> [What needs to be done]:
Copy out each line exactly; pictures stay out of the copy.

[Figure contents as structured data]
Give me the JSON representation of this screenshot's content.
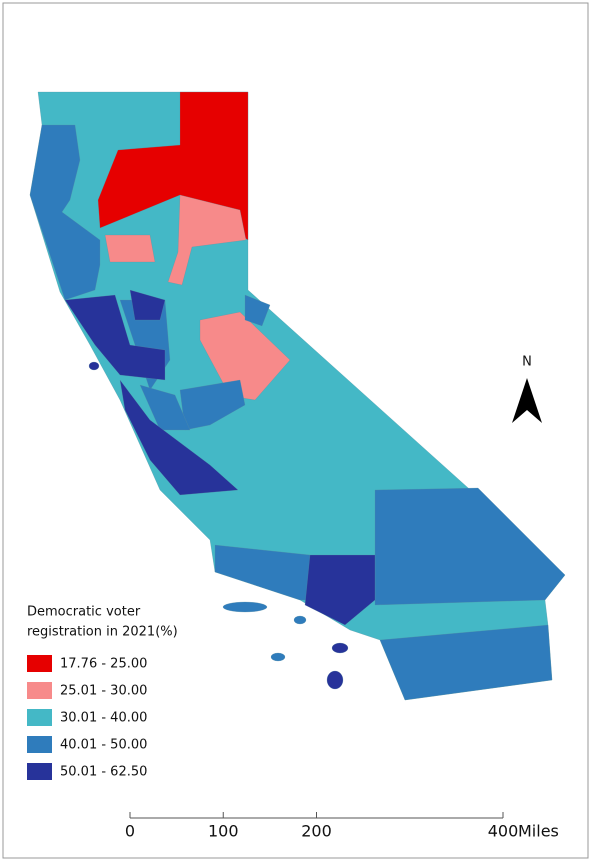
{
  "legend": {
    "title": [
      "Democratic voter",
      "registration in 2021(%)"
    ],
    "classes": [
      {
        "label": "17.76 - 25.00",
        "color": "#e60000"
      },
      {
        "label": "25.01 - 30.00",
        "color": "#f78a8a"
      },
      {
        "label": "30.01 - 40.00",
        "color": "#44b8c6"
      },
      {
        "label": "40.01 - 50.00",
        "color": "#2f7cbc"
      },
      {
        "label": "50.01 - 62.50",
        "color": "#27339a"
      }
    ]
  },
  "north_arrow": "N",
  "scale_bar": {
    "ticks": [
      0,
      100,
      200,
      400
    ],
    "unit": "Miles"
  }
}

> [Exercise response]:
Give me the JSON representation of this screenshot's content.
{
  "legend": {
    "title": [
      "Democratic voter",
      "registration in 2021(%)"
    ],
    "classes": [
      {
        "label": "17.76 - 25.00",
        "color": "#e60000"
      },
      {
        "label": "25.01 - 30.00",
        "color": "#f78a8a"
      },
      {
        "label": "30.01 - 40.00",
        "color": "#44b8c6"
      },
      {
        "label": "40.01 - 50.00",
        "color": "#2f7cbc"
      },
      {
        "label": "50.01 - 62.50",
        "color": "#27339a"
      }
    ]
  },
  "north_arrow": "N",
  "scale_bar": {
    "ticks": [
      0,
      100,
      200,
      400
    ],
    "unit": "Miles"
  }
}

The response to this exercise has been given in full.